— BEGIN Input for this task —
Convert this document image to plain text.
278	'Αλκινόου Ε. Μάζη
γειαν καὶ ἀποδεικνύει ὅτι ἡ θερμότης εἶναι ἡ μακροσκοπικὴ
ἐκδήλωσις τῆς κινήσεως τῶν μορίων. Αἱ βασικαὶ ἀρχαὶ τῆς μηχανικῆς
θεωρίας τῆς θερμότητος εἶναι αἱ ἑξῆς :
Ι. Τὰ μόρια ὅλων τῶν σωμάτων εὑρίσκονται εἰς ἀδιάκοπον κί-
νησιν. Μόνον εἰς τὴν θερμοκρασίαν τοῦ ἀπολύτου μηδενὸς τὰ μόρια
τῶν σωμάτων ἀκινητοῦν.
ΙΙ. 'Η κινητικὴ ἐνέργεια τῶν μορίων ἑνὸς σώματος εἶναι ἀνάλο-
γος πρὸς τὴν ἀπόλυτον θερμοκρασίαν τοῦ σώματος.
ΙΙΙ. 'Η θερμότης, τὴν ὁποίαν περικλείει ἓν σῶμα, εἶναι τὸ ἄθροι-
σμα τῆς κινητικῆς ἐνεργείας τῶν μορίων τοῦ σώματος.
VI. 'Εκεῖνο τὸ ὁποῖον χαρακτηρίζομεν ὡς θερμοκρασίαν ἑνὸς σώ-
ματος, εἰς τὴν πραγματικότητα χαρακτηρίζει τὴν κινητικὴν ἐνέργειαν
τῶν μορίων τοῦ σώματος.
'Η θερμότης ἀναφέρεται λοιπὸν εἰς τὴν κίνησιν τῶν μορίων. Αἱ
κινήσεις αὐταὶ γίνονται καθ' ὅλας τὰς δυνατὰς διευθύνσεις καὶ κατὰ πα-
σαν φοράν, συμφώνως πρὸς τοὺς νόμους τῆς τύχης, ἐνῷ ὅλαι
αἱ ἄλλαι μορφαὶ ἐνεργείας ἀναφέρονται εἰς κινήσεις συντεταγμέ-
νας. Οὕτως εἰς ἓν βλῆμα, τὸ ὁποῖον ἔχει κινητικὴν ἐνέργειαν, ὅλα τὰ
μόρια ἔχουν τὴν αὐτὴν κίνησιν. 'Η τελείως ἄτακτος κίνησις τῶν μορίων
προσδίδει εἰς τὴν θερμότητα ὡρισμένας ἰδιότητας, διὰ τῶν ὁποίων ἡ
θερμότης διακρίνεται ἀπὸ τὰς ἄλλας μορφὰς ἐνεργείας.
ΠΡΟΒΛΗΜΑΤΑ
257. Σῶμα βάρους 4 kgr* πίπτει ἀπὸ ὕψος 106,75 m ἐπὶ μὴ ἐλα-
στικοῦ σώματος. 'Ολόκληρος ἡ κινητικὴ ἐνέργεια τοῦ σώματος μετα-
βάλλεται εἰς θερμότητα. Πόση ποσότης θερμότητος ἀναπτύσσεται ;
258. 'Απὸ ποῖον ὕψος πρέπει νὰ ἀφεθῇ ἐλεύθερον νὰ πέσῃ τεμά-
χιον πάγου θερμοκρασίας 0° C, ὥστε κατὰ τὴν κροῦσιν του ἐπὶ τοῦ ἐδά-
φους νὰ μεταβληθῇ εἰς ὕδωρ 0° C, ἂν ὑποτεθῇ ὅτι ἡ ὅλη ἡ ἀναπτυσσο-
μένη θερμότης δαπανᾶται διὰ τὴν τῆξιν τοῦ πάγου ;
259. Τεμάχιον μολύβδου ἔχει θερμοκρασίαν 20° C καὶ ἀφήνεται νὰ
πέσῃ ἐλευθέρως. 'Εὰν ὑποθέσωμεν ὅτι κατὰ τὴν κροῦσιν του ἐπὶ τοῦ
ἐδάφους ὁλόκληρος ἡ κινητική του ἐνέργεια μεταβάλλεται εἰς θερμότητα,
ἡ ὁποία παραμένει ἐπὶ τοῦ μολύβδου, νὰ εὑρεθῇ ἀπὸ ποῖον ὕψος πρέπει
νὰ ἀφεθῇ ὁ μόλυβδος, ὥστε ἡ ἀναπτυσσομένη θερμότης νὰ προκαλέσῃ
— END Input for this task —
Do this: Go through the listing above and list every line that has the word "κατὰ".

Exercise result:
κινήσεις αὐταὶ γίνονται καθ' ὅλας τὰς δυνατὰς διευθύνσεις καὶ κατὰ πα-
χιον πάγου θερμοκρασίας 0° C, ὥστε κατὰ τὴν κροῦσιν του ἐπὶ τοῦ ἐδά-
πέσῃ ἐλευθέρως. 'Εὰν ὑποθέσωμεν ὅτι κατὰ τὴν κροῦσιν του ἐπὶ τοῦ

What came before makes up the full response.